═════ The data

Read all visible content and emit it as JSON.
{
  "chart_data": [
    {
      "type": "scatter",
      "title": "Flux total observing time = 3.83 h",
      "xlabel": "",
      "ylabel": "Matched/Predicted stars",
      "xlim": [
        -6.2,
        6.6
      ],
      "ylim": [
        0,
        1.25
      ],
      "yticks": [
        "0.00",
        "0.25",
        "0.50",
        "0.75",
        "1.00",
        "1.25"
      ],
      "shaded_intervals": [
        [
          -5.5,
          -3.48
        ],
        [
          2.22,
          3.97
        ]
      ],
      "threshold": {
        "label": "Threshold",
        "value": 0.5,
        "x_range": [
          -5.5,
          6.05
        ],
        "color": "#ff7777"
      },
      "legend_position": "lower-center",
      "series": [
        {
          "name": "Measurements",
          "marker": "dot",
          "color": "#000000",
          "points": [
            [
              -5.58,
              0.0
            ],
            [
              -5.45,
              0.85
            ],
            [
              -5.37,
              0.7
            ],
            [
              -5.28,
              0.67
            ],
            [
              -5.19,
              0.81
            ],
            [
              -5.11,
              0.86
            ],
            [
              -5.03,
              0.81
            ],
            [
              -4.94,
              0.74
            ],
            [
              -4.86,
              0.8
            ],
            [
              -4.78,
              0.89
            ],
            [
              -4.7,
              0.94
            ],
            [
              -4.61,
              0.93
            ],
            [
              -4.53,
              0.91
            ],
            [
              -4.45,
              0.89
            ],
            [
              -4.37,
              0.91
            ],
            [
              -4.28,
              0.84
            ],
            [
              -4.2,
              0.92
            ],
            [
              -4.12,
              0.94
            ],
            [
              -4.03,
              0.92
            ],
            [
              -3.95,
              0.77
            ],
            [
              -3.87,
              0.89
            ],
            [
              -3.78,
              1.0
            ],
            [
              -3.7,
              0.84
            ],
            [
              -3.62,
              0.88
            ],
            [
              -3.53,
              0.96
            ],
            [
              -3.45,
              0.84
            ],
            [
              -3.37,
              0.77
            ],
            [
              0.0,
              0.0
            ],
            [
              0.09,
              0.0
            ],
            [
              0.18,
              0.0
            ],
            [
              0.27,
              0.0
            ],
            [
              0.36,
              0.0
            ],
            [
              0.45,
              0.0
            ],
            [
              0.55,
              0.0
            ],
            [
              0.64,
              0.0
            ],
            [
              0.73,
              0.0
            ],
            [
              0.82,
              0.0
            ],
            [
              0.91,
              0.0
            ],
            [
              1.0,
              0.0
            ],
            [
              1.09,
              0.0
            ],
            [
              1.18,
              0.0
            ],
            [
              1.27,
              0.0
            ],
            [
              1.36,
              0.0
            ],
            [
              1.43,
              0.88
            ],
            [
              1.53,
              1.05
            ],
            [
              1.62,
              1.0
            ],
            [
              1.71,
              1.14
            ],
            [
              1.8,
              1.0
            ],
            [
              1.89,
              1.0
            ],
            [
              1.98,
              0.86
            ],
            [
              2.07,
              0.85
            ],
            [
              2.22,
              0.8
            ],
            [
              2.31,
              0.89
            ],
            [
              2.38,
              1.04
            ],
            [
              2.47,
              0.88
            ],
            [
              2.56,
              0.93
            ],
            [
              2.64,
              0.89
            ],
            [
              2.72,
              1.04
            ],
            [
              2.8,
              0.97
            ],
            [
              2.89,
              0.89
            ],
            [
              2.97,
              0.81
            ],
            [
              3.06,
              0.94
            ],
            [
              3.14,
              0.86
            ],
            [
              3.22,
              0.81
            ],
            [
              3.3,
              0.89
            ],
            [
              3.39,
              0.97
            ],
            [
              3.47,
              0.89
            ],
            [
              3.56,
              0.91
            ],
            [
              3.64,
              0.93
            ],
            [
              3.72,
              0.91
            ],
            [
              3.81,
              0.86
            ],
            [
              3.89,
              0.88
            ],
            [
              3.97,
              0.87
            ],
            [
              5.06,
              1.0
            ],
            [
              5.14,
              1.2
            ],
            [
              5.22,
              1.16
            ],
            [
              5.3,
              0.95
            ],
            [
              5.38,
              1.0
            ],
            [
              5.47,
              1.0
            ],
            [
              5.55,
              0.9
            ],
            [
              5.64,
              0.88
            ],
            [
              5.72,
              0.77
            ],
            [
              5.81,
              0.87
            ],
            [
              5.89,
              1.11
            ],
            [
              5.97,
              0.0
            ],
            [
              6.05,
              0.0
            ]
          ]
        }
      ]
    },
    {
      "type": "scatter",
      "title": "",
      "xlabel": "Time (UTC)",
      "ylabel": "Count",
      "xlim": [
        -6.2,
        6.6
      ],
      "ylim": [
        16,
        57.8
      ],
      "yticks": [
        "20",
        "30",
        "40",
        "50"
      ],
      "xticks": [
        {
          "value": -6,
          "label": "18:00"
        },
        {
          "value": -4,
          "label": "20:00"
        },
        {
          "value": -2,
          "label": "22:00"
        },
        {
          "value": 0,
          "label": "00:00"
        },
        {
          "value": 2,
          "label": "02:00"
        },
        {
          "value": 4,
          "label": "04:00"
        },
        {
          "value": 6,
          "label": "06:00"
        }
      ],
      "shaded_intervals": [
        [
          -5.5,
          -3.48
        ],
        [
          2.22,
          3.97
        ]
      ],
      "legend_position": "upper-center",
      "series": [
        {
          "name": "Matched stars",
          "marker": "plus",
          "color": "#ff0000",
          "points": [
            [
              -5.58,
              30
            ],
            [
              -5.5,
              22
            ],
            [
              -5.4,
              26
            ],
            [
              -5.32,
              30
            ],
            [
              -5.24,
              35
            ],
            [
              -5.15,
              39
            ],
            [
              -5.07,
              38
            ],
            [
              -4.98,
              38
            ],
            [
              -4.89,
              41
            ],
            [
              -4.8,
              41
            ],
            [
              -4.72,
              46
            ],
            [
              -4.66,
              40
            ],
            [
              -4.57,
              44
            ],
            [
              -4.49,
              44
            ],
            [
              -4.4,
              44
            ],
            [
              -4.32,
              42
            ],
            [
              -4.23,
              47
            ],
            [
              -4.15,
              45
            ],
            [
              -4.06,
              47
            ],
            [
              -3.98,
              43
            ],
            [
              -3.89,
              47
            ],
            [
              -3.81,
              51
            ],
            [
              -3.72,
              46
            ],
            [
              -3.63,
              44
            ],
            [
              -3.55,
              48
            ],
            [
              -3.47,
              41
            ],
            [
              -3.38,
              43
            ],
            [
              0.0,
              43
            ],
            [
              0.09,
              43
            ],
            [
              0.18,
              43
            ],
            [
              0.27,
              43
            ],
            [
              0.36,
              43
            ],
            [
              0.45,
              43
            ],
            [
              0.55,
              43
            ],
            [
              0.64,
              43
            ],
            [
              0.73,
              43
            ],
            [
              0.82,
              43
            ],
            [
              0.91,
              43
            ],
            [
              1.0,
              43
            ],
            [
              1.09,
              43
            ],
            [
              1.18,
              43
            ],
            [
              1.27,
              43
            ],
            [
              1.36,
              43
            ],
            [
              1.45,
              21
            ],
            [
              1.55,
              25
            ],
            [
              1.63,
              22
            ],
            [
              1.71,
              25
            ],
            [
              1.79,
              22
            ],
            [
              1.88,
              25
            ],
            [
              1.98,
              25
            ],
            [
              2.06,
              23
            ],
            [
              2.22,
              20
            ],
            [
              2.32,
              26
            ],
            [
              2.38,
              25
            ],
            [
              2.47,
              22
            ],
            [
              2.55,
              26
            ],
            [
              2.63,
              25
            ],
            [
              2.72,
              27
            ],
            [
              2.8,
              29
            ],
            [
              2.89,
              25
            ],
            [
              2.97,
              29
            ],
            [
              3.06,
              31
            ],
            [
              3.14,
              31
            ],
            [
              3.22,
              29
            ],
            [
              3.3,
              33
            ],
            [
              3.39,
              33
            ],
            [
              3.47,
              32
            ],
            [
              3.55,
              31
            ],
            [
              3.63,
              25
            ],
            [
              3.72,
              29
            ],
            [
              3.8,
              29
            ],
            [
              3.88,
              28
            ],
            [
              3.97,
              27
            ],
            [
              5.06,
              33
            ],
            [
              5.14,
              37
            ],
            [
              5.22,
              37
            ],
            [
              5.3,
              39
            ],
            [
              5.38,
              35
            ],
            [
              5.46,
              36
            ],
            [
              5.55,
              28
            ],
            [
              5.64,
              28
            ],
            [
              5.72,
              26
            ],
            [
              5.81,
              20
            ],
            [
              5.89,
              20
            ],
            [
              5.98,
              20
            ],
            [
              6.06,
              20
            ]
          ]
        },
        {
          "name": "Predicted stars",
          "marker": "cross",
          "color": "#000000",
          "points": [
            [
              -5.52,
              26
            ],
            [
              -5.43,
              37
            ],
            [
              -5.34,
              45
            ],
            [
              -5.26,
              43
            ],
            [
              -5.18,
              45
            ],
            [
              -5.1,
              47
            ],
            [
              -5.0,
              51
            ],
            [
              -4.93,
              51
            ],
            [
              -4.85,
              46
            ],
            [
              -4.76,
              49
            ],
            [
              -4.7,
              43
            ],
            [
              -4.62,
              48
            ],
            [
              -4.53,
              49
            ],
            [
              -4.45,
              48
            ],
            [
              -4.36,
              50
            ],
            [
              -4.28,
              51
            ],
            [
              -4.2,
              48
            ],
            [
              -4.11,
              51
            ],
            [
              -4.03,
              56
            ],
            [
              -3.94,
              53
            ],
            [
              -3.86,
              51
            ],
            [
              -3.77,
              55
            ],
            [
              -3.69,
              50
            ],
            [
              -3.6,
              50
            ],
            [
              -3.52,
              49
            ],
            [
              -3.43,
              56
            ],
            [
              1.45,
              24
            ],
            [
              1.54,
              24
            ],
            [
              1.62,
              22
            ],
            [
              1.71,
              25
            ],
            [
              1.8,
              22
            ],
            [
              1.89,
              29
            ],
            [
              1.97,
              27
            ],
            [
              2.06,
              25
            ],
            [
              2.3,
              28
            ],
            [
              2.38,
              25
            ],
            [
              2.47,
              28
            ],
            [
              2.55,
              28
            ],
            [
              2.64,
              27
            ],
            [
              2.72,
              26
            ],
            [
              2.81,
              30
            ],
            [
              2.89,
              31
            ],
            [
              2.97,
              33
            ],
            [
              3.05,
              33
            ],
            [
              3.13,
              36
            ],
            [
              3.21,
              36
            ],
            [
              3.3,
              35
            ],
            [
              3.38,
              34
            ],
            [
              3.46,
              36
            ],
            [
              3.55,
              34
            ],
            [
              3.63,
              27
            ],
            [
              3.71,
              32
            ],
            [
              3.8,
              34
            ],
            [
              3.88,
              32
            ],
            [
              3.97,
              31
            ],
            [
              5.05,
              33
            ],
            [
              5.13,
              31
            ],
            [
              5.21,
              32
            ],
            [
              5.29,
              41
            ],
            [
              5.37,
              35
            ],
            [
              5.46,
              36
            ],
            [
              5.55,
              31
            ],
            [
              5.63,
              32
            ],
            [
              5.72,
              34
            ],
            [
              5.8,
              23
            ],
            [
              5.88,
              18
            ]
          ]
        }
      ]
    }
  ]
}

══════════

Task goal => List the lines of the material in which the word "color" occurs.

Answer to this task =>
        "color": "#ff7777"
          "color": "#000000",
          "color": "#ff0000",
          "color": "#000000",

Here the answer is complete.